Search the data for the word "bosatt". Reproduce every line where it is found.

_Data records_:
● ● ●

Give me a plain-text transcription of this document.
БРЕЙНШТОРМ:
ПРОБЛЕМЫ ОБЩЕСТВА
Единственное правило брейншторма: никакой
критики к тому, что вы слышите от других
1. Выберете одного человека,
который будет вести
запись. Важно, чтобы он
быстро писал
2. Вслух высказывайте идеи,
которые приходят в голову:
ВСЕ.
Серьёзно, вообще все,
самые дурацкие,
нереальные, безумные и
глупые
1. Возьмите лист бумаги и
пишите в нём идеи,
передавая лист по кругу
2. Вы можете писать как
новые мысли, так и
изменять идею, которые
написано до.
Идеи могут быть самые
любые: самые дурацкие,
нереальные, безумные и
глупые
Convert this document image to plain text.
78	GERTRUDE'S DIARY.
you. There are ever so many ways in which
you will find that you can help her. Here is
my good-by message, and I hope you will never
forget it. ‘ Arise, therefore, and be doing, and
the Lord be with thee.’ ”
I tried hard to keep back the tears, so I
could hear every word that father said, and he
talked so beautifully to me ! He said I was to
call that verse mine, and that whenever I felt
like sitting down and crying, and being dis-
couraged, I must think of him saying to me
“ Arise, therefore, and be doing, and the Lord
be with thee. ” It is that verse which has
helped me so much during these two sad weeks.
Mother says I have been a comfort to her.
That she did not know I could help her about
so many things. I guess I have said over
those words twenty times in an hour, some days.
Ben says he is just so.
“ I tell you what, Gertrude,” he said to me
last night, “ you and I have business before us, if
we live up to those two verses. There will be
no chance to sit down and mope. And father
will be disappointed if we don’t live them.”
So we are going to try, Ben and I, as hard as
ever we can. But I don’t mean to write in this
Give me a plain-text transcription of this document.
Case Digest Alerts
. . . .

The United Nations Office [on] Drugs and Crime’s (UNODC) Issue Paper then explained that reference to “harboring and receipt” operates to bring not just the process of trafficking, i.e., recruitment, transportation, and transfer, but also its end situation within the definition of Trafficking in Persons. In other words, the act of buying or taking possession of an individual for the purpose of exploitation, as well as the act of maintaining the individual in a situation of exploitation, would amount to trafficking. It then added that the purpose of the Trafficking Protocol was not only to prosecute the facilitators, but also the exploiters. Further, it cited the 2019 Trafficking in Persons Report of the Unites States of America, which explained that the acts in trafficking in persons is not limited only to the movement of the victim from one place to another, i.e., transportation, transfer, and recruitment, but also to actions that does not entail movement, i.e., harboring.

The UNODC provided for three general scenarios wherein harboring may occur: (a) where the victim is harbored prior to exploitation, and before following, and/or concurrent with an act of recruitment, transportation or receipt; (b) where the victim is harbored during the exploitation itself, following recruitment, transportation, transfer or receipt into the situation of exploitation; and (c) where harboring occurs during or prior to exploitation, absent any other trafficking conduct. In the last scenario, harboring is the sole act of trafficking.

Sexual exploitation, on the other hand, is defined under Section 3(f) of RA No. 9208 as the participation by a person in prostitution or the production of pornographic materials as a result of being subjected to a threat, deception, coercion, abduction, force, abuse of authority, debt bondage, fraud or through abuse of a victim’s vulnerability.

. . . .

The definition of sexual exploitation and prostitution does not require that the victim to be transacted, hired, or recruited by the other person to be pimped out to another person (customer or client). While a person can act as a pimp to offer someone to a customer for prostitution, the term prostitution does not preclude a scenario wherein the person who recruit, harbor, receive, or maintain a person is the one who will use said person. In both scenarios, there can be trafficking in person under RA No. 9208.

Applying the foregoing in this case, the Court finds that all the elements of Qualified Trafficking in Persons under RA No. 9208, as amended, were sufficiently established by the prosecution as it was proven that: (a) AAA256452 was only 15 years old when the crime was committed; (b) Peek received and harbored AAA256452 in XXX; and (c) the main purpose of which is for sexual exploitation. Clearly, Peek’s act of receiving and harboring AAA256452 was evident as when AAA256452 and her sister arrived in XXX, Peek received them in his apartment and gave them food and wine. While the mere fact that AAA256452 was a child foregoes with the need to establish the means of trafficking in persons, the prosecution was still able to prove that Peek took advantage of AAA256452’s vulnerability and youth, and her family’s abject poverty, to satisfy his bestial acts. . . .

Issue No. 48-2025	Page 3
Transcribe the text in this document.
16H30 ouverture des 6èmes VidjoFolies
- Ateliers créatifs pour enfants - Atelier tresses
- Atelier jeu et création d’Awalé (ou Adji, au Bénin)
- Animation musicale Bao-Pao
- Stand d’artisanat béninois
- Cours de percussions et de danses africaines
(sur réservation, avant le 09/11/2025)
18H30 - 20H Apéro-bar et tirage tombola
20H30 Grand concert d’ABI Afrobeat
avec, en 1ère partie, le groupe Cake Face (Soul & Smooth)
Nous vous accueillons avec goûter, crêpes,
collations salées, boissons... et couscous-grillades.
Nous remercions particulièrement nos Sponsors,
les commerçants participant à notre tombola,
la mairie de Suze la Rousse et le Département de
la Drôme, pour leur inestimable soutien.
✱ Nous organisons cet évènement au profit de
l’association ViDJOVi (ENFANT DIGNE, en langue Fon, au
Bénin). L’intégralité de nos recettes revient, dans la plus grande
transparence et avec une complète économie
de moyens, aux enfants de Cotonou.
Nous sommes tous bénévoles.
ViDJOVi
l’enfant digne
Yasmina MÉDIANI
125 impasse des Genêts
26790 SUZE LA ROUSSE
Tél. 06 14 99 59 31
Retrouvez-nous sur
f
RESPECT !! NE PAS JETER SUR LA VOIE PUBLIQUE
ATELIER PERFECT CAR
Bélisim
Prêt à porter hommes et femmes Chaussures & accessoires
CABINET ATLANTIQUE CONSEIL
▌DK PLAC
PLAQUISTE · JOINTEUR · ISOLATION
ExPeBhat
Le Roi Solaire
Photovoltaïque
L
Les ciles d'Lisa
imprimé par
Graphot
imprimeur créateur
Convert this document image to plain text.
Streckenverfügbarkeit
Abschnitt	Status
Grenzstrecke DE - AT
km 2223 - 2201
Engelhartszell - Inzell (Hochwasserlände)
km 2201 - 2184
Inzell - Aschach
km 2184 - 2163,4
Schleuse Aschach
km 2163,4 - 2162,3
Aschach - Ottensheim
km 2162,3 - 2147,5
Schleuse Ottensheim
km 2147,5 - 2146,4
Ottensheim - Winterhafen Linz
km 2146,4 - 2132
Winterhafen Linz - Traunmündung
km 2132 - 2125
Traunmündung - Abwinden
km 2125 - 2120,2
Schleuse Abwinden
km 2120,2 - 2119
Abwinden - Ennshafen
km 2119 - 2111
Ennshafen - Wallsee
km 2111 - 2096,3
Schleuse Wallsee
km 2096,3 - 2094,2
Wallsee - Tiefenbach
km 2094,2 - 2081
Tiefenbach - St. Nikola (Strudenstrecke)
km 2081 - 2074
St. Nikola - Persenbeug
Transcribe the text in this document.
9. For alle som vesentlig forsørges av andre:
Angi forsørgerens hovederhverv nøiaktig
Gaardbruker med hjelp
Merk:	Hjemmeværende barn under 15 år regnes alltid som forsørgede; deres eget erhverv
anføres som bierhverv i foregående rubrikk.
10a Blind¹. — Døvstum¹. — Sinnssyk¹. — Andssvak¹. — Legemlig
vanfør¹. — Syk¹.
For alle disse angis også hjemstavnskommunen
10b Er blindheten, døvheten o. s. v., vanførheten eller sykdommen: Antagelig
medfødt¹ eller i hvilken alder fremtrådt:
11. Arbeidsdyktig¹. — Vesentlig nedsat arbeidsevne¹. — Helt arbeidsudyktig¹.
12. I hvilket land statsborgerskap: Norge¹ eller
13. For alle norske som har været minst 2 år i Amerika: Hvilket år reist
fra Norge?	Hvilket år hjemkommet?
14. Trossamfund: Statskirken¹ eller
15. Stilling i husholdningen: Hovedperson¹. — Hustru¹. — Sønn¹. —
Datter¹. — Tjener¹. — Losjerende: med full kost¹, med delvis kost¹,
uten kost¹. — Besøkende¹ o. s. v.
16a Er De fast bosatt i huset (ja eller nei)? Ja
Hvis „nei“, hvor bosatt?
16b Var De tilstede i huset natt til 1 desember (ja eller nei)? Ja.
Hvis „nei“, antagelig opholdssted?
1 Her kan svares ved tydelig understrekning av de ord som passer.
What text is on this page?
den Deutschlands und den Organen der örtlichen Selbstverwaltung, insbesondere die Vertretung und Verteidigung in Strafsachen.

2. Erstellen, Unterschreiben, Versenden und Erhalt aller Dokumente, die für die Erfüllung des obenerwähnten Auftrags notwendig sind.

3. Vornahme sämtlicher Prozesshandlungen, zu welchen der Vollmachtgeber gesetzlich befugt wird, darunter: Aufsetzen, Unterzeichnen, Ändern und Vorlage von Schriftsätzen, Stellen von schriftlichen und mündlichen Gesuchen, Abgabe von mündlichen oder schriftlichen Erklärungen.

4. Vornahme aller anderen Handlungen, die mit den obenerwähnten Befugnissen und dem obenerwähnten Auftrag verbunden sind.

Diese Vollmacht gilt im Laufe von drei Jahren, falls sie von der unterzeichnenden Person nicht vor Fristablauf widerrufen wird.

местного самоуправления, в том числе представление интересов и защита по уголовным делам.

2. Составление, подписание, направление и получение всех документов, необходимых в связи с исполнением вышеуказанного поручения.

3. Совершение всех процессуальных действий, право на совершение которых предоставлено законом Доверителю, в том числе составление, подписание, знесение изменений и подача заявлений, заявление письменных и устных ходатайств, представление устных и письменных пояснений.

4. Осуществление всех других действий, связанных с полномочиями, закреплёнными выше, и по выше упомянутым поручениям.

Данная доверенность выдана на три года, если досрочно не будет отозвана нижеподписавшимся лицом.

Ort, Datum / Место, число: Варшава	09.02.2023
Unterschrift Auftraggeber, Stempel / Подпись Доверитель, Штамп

● ● ●

_Exercise solution_:
16a Er De fast bosatt i huset (ja eller nei)? Ja
Hvis „nei“, hvor bosatt?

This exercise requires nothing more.